-- START OF Exercise materials --

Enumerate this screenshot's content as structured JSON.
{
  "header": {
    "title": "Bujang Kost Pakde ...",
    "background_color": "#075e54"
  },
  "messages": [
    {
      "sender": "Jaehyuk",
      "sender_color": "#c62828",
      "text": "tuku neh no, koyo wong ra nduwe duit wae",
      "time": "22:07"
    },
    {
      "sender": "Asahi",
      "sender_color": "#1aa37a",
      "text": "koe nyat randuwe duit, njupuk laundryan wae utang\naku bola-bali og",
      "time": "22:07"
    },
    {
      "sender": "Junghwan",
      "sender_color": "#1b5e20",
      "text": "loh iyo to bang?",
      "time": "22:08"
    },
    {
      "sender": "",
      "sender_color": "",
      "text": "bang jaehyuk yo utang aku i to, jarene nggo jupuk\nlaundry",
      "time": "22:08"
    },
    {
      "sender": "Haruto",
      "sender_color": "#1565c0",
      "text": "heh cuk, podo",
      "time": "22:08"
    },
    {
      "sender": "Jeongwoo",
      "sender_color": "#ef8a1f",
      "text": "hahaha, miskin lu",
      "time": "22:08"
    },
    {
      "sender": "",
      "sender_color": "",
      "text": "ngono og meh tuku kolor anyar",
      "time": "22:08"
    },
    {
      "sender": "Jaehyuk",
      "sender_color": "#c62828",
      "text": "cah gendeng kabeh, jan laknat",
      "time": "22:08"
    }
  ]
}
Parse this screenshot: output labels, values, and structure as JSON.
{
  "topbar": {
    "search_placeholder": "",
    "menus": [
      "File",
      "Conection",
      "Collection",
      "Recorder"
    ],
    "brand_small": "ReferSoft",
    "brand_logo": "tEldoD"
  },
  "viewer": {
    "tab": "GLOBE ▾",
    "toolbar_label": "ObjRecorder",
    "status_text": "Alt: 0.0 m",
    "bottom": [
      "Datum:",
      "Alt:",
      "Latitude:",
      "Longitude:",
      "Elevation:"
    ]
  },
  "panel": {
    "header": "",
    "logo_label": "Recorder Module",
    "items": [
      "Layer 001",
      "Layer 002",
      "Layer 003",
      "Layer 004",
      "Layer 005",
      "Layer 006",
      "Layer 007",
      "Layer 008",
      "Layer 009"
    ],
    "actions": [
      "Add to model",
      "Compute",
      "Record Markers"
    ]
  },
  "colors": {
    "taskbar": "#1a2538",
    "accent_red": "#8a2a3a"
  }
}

-- END OF Exercise materials --
-- START OF Exercise materials --

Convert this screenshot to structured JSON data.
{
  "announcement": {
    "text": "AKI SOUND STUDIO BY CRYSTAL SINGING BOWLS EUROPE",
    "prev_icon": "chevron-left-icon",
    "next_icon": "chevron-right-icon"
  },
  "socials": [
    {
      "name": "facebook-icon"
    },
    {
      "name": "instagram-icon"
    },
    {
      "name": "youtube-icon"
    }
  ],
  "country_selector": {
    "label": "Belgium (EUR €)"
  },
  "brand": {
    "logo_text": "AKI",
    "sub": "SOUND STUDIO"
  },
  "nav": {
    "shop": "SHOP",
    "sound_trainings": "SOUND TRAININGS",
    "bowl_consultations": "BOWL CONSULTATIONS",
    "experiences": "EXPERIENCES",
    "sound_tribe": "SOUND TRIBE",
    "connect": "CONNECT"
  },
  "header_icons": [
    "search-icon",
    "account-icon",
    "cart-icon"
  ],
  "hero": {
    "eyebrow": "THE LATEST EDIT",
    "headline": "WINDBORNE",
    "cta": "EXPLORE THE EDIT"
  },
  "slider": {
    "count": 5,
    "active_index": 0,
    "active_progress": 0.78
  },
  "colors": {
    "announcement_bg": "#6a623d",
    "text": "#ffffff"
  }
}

-- END OF Exercise materials --

Each line holding "chevron" must be found and copied.

* Written answer:
    "prev_icon": "chevron-left-icon",
    "next_icon": "chevron-right-icon"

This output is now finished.